What the task asks –
Among the records below, find each line that includes the string "Testing" and copy it.

Entries from a dataset:

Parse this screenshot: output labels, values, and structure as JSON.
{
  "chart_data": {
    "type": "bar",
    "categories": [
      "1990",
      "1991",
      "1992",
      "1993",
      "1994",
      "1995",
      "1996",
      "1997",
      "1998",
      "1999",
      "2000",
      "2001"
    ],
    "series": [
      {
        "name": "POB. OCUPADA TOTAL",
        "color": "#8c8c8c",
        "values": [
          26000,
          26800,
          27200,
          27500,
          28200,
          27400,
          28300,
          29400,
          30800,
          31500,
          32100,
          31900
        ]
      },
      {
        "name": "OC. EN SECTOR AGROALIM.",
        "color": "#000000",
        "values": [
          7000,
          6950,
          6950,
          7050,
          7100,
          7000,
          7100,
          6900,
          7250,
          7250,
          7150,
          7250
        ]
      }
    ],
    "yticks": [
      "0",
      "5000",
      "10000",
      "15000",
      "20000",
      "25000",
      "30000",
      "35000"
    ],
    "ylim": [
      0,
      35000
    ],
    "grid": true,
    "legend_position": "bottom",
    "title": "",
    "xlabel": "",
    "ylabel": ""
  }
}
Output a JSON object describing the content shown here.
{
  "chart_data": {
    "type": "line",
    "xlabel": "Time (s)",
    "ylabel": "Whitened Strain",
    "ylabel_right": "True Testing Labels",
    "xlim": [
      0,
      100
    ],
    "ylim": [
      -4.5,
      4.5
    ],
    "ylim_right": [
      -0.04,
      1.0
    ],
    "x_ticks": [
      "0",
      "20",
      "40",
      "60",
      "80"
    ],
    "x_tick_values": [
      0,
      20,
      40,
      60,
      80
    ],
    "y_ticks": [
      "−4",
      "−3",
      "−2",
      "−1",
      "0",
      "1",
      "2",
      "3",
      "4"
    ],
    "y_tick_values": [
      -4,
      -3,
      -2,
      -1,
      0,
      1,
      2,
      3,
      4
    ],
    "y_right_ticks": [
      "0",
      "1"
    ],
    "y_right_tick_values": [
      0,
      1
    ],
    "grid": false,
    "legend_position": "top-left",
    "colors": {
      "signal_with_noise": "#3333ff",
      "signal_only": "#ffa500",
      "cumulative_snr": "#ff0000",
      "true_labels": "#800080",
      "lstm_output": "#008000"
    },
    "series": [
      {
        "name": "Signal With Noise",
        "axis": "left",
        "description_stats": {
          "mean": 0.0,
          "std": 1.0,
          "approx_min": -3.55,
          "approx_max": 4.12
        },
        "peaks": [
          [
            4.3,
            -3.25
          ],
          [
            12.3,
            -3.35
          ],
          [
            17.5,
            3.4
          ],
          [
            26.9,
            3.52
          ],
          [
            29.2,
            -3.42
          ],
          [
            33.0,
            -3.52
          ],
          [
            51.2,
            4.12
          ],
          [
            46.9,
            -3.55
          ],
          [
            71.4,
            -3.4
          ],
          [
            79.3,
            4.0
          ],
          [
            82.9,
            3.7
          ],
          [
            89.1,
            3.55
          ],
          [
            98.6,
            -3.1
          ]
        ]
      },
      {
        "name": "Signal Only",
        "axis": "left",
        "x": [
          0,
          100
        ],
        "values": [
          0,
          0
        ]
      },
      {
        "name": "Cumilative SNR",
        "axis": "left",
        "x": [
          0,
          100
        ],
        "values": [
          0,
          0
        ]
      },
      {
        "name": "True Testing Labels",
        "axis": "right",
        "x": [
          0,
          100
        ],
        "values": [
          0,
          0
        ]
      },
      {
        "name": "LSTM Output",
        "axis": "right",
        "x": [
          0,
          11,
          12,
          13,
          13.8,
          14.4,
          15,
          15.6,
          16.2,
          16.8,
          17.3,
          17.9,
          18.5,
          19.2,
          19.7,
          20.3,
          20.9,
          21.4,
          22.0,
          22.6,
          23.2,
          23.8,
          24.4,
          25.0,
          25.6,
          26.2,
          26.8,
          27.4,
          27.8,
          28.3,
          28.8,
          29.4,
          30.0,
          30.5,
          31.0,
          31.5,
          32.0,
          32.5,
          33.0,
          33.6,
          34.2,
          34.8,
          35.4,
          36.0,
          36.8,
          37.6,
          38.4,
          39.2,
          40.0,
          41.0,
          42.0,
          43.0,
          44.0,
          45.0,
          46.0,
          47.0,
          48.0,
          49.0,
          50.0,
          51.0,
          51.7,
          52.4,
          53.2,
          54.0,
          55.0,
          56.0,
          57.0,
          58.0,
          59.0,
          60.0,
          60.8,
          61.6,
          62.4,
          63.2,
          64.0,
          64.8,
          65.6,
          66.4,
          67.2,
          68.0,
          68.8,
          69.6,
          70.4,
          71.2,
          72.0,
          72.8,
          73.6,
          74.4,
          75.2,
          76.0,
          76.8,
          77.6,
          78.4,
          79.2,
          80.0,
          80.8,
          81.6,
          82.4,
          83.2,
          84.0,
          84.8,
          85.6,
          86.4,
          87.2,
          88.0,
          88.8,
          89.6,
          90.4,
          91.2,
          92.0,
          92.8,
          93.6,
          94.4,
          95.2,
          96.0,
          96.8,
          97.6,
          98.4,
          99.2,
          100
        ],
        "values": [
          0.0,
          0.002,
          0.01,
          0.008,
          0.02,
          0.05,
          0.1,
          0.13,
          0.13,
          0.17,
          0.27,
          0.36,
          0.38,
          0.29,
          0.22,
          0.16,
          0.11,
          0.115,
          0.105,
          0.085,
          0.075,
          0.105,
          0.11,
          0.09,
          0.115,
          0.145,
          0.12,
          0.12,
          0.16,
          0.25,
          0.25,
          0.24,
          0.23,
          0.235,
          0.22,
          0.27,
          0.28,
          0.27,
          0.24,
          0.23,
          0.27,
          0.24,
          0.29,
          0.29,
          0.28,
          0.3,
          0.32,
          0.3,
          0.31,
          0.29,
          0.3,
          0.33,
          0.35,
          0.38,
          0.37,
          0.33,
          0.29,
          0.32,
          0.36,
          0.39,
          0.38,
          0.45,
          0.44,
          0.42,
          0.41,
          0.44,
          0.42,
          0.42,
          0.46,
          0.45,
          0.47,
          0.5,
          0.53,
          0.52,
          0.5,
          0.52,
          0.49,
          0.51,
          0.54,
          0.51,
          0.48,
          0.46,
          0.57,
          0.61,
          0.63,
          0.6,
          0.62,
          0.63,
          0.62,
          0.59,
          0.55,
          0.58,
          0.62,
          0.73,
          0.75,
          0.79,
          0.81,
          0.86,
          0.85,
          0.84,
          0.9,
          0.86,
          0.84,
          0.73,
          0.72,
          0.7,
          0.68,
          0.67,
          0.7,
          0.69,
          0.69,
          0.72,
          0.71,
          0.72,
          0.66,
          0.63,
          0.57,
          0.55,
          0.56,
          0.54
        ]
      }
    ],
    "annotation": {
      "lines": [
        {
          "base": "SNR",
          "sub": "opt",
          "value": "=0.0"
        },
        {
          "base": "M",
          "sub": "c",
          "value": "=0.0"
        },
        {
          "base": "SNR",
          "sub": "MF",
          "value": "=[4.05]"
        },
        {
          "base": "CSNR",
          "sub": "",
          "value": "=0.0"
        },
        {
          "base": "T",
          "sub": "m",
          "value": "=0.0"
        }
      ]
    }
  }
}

Exercise solution –
    "ylabel_right": "True Testing Labels",
        "name": "True Testing Labels",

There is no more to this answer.